* [OBJECTIVE]
Gather all lines from the material that contain "когда".
***
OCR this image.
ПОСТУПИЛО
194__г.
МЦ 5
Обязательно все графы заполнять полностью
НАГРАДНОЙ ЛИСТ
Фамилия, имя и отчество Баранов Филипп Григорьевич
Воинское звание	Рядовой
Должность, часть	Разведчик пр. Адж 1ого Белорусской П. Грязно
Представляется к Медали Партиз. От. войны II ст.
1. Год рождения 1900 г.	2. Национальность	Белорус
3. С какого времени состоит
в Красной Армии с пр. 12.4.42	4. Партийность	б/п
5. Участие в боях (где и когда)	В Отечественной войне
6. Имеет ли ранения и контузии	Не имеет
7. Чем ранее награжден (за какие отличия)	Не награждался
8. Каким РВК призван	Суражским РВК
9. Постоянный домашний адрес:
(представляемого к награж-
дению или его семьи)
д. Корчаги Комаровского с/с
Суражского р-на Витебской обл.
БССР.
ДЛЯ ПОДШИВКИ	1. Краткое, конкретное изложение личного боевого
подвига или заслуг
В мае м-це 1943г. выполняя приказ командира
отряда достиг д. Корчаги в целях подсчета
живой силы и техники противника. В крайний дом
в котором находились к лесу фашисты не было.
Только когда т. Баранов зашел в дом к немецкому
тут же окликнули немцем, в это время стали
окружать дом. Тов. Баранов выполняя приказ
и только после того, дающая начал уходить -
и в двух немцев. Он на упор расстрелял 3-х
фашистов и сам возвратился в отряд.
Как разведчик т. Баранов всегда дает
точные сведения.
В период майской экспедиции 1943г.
***
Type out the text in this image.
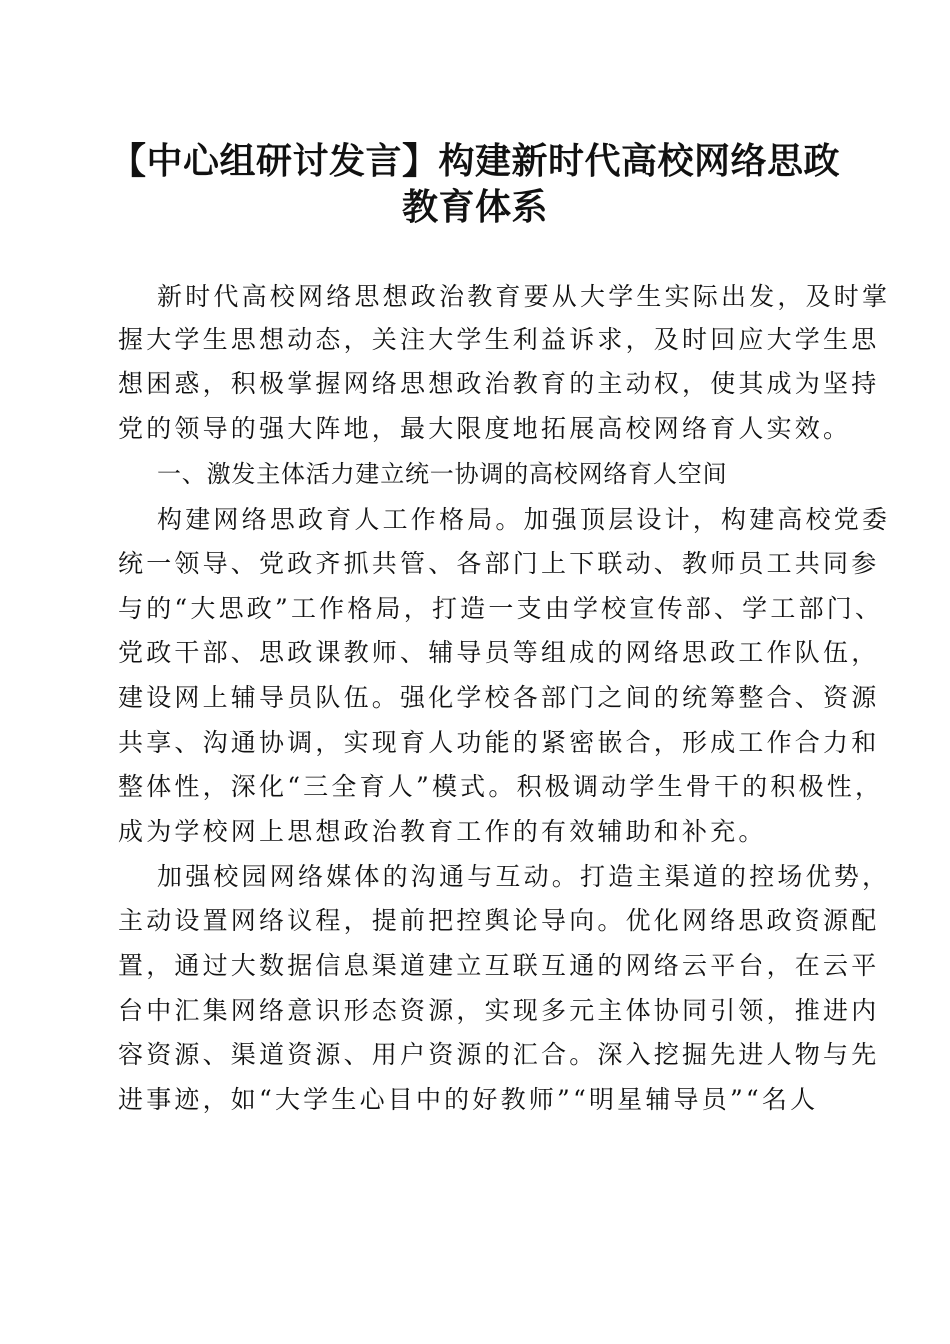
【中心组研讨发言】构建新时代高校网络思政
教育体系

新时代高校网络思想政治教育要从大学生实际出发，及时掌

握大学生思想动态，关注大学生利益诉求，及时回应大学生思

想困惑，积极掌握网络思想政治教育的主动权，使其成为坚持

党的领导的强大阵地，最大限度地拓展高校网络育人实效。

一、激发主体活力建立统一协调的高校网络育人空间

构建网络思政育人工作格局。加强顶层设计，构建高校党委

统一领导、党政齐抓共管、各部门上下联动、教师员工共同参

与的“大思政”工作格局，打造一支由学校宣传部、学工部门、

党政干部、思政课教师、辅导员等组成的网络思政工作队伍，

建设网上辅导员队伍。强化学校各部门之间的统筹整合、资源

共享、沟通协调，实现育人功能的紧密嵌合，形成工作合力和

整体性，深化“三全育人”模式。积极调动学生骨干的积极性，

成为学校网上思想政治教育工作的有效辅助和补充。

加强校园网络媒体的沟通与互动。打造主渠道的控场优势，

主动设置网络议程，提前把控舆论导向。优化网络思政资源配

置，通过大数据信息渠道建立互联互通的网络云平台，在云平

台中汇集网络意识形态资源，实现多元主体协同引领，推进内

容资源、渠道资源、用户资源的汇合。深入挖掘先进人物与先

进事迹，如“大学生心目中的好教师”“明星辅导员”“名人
***
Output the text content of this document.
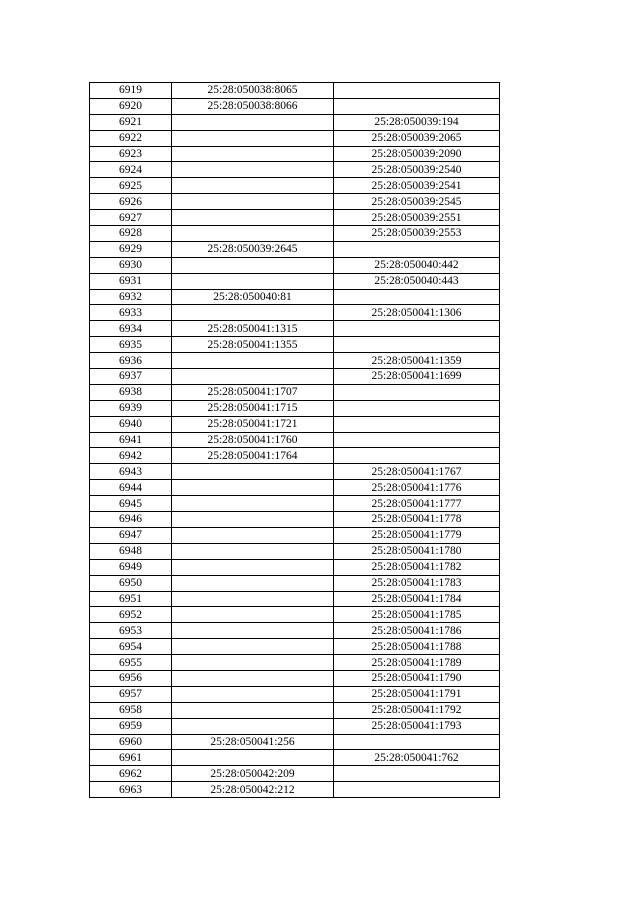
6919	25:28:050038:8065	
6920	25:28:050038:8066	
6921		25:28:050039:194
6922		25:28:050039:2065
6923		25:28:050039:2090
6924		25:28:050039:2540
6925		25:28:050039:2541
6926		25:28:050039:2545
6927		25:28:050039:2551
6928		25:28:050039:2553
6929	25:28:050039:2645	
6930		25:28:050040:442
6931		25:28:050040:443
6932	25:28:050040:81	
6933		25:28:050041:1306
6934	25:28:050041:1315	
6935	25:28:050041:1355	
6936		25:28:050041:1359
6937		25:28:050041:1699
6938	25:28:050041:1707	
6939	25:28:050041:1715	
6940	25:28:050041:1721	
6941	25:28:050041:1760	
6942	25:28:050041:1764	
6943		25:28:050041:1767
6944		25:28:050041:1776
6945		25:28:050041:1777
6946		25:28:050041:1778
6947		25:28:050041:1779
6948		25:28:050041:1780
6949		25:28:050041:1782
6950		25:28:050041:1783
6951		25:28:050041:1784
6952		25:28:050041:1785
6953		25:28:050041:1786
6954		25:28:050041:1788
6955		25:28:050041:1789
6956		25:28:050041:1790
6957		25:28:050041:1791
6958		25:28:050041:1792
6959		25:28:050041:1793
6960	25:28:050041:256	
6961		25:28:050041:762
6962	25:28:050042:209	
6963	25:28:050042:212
***
* [COMPLETE OUTPUT]
5. Участие в боях (где и когда)	В Отечественной войне
Только когда т. Баранов зашел в дом к немецкому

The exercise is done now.